## [Data shown]
**********
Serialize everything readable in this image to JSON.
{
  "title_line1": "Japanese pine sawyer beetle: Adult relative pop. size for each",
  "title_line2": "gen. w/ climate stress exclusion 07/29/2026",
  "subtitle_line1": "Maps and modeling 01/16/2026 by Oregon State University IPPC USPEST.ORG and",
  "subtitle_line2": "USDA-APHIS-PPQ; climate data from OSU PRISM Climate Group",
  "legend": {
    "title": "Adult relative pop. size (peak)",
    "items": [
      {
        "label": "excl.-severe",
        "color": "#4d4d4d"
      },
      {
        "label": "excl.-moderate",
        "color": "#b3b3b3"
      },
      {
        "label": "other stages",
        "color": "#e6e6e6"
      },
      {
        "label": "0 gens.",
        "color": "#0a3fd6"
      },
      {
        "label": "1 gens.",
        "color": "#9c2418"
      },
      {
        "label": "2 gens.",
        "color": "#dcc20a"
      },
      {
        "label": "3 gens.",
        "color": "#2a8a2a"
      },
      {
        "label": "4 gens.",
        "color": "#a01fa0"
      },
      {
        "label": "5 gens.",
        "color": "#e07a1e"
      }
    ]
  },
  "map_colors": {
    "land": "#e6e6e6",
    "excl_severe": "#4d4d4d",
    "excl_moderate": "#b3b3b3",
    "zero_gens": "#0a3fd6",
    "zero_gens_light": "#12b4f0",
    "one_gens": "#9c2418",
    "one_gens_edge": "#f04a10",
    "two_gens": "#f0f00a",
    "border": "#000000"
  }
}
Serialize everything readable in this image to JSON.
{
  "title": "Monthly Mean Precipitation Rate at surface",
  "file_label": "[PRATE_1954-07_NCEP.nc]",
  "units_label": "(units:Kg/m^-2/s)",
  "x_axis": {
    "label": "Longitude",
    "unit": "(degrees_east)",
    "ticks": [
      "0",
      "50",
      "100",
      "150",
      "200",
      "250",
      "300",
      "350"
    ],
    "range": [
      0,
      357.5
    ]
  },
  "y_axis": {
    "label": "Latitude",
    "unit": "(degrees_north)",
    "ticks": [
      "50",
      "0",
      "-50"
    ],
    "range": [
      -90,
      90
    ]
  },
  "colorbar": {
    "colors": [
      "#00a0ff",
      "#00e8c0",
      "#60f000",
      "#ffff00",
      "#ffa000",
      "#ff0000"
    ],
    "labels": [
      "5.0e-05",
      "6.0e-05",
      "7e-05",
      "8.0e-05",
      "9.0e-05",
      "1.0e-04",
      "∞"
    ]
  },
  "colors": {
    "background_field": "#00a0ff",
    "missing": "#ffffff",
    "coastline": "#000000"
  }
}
**********
## [Problem to solve]
The entries above must be returned exactly.

## [Task output]
Serialize everything readable in this image to JSON.
{
  "title_line1": "Japanese pine sawyer beetle: Adult relative pop. size for each",
  "title_line2": "gen. w/ climate stress exclusion 07/29/2026",
  "subtitle_line1": "Maps and modeling 01/16/2026 by Oregon State University IPPC USPEST.ORG and",
  "subtitle_line2": "USDA-APHIS-PPQ; climate data from OSU PRISM Climate Group",
  "legend": {
    "title": "Adult relative pop. size (peak)",
    "items": [
      {
        "label": "excl.-severe",
        "color": "#4d4d4d"
      },
      {
        "label": "excl.-moderate",
        "color": "#b3b3b3"
      },
      {
        "label": "other stages",
        "color": "#e6e6e6"
      },
      {
        "label": "0 gens.",
        "color": "#0a3fd6"
      },
      {
        "label": "1 gens.",
        "color": "#9c2418"
      },
      {
        "label": "2 gens.",
        "color": "#dcc20a"
      },
      {
        "label": "3 gens.",
        "color": "#2a8a2a"
      },
      {
        "label": "4 gens.",
        "color": "#a01fa0"
      },
      {
        "label": "5 gens.",
        "color": "#e07a1e"
      }
    ]
  },
  "map_colors": {
    "land": "#e6e6e6",
    "excl_severe": "#4d4d4d",
    "excl_moderate": "#b3b3b3",
    "zero_gens": "#0a3fd6",
    "zero_gens_light": "#12b4f0",
    "one_gens": "#9c2418",
    "one_gens_edge": "#f04a10",
    "two_gens": "#f0f00a",
    "border": "#000000"
  }
}
Serialize everything readable in this image to JSON.
{
  "title": "Monthly Mean Precipitation Rate at surface",
  "file_label": "[PRATE_1954-07_NCEP.nc]",
  "units_label": "(units:Kg/m^-2/s)",
  "x_axis": {
    "label": "Longitude",
    "unit": "(degrees_east)",
    "ticks": [
      "0",
      "50",
      "100",
      "150",
      "200",
      "250",
      "300",
      "350"
    ],
    "range": [
      0,
      357.5
    ]
  },
  "y_axis": {
    "label": "Latitude",
    "unit": "(degrees_north)",
    "ticks": [
      "50",
      "0",
      "-50"
    ],
    "range": [
      -90,
      90
    ]
  },
  "colorbar": {
    "colors": [
      "#00a0ff",
      "#00e8c0",
      "#60f000",
      "#ffff00",
      "#ffa000",
      "#ff0000"
    ],
    "labels": [
      "5.0e-05",
      "6.0e-05",
      "7e-05",
      "8.0e-05",
      "9.0e-05",
      "1.0e-04",
      "∞"
    ]
  },
  "colors": {
    "background_field": "#00a0ff",
    "missing": "#ffffff",
    "coastline": "#000000"
  }
}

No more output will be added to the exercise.